— Begin —

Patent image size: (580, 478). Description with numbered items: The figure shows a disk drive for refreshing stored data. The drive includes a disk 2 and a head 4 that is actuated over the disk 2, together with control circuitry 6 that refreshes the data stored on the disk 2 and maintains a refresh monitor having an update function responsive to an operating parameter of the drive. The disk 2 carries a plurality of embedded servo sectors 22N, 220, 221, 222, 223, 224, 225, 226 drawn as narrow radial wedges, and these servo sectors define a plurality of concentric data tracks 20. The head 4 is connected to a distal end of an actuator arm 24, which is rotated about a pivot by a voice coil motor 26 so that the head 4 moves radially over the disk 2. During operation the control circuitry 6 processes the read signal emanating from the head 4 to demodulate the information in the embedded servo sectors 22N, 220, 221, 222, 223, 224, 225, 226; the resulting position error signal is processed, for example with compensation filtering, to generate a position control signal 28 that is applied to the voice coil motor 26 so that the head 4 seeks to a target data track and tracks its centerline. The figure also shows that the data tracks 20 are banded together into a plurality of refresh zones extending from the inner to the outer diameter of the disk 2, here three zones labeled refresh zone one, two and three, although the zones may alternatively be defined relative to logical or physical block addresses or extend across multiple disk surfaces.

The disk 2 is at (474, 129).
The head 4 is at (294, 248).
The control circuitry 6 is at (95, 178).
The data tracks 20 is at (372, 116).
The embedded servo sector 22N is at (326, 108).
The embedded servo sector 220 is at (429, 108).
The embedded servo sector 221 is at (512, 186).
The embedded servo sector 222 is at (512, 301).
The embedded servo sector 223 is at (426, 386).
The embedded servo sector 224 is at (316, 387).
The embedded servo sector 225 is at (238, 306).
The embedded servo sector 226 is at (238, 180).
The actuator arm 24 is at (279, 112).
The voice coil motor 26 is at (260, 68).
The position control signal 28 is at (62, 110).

— End —

• What is being asked: Update the rows above by swapping "refreshing" for "rewriting", keeping everything else unchanged.

• Reply:
Patent image size: (580, 478). Description with numbered items: The figure shows a disk drive for rewriting stored data. The drive includes a disk 2 and a head 4 that is actuated over the disk 2, together with control circuitry 6 that refreshes the data stored on the disk 2 and maintains a refresh monitor having an update function responsive to an operating parameter of the drive. The disk 2 carries a plurality of embedded servo sectors 22N, 220, 221, 222, 223, 224, 225, 226 drawn as narrow radial wedges, and these servo sectors define a plurality of concentric data tracks 20. The head 4 is connected to a distal end of an actuator arm 24, which is rotated about a pivot by a voice coil motor 26 so that the head 4 moves radially over the disk 2. During operation the control circuitry 6 processes the read signal emanating from the head 4 to demodulate the information in the embedded servo sectors 22N, 220, 221, 222, 223, 224, 225, 226; the resulting position error signal is processed, for example with compensation filtering, to generate a position control signal 28 that is applied to the voice coil motor 26 so that the head 4 seeks to a target data track and tracks its centerline. The figure also shows that the data tracks 20 are banded together into a plurality of refresh zones extending from the inner to the outer diameter of the disk 2, here three zones labeled refresh zone one, two and three, although the zones may alternatively be defined relative to logical or physical block addresses or extend across multiple disk surfaces.

The disk 2 is at (474, 129).
The head 4 is at (294, 248).
The control circuitry 6 is at (95, 178).
The data tracks 20 is at (372, 116).
The embedded servo sector 22N is at (326, 108).
The embedded servo sector 220 is at (429, 108).
The embedded servo sector 221 is at (512, 186).
The embedded servo sector 222 is at (512, 301).
The embedded servo sector 223 is at (426, 386).
The embedded servo sector 224 is at (316, 387).
The embedded servo sector 225 is at (238, 306).
The embedded servo sector 226 is at (238, 180).
The actuator arm 24 is at (279, 112).
The voice coil motor 26 is at (260, 68).
The position control signal 28 is at (62, 110).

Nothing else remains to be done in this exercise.